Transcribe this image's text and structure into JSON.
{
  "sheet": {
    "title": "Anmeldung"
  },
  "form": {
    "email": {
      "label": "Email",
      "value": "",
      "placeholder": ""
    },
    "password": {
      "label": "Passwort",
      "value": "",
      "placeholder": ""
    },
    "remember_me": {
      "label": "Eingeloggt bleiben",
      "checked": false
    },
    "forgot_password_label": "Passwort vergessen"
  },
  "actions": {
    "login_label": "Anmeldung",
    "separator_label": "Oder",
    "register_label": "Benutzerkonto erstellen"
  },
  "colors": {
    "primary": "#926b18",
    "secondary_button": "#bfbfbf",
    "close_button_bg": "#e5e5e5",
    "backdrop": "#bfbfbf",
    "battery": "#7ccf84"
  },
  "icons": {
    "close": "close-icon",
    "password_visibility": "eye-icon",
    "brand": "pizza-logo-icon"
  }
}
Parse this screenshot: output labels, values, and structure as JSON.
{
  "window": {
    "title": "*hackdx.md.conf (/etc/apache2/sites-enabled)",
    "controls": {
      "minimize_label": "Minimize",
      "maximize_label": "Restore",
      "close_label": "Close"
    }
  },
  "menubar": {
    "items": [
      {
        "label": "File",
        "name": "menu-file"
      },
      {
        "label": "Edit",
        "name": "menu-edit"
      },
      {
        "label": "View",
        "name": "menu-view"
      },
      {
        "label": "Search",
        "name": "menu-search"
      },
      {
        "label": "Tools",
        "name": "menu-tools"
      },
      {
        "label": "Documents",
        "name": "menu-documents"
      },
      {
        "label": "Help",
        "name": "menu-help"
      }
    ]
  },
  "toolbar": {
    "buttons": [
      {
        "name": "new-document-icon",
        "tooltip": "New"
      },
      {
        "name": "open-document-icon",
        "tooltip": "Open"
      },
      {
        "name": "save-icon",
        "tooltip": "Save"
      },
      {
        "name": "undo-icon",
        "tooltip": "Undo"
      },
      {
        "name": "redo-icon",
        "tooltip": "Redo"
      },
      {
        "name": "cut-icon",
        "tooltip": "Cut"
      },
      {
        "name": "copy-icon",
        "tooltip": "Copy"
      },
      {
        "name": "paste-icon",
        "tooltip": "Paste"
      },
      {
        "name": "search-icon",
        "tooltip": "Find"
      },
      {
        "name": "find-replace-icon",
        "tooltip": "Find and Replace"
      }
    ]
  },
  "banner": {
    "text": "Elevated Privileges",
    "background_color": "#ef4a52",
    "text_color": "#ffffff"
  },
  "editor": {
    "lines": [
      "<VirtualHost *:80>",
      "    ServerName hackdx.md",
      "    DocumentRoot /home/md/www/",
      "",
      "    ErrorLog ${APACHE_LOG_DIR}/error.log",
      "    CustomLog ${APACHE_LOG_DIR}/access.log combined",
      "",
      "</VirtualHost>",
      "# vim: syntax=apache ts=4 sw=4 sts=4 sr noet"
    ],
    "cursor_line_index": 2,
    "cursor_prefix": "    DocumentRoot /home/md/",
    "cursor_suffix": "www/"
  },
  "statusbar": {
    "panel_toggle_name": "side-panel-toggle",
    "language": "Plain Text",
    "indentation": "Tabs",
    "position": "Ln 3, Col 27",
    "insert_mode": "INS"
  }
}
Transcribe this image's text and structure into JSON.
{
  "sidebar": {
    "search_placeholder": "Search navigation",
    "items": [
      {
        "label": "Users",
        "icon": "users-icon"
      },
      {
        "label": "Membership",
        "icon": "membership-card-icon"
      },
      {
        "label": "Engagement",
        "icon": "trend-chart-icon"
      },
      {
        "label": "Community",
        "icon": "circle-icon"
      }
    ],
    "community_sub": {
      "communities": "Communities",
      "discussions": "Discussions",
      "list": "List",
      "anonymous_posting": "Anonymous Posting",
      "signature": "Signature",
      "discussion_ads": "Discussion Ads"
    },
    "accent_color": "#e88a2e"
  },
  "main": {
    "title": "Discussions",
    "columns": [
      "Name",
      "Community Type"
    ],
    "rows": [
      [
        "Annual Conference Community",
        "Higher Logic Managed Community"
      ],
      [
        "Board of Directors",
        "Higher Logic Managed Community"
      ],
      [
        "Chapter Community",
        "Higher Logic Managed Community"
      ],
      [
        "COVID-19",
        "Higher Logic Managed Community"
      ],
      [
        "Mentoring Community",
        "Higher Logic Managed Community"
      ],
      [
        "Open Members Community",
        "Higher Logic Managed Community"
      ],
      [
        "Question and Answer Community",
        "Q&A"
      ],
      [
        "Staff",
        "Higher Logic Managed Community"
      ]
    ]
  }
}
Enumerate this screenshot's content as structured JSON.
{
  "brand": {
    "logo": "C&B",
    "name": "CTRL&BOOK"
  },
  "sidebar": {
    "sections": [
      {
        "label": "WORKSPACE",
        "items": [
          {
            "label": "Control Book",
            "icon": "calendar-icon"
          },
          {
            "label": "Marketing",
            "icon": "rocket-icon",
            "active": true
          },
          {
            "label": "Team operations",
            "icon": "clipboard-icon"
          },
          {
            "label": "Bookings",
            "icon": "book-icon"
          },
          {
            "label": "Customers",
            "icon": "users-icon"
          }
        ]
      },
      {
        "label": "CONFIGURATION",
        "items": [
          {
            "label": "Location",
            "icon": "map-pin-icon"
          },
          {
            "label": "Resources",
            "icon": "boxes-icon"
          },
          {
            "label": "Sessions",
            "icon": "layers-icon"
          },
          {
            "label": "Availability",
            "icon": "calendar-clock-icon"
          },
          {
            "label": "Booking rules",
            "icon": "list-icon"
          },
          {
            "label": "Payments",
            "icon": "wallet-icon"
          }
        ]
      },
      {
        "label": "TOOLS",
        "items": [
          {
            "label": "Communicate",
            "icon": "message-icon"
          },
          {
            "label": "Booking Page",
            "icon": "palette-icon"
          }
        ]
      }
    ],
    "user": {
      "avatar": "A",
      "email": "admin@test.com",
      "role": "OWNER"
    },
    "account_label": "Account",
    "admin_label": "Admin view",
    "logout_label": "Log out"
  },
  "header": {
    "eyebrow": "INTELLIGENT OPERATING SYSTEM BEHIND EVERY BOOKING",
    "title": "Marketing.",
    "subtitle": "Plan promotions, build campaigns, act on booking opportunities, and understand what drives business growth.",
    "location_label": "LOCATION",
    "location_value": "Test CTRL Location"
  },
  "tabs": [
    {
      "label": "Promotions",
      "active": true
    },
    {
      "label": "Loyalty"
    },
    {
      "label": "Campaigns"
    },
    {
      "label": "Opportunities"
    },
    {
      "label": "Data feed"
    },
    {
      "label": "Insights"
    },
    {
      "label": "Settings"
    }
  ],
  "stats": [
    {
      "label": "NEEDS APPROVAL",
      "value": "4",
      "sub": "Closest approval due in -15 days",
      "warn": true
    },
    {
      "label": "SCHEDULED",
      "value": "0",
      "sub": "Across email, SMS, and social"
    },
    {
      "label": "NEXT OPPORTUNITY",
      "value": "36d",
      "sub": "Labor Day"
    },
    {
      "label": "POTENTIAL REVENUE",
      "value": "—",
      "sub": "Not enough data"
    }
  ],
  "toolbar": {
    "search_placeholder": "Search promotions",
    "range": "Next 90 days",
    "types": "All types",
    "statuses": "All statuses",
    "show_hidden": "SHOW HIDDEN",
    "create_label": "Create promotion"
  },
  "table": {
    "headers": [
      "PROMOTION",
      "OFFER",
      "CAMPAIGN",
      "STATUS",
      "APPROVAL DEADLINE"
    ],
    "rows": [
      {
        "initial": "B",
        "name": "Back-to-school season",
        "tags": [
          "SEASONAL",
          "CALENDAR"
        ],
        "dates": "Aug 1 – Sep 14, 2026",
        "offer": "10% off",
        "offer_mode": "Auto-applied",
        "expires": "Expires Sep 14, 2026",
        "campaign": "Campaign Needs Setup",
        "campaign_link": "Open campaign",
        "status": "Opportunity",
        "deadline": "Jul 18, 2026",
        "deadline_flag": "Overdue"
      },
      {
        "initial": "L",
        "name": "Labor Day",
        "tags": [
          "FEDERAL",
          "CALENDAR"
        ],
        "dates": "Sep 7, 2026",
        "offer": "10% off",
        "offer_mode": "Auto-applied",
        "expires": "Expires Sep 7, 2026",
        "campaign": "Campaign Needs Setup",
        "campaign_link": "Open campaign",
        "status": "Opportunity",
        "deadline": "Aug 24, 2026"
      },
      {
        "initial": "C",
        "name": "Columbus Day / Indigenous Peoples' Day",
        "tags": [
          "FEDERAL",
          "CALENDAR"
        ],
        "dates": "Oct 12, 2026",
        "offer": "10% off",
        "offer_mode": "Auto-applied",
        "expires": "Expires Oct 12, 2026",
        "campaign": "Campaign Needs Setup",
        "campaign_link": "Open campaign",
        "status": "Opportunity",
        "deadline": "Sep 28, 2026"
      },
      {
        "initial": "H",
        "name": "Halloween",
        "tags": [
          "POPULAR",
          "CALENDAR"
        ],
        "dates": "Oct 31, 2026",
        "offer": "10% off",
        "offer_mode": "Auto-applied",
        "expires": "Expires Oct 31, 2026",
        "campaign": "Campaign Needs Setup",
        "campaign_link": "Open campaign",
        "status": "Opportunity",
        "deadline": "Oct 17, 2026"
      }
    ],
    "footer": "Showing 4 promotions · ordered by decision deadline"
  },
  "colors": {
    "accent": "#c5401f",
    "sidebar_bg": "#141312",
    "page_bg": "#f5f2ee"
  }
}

> _Stated goal_
Read through the data and copy every line where "DocumentRoot" shows up.

> _Task result_
      "    DocumentRoot /home/md/www/",
    "cursor_prefix": "    DocumentRoot /home/md/",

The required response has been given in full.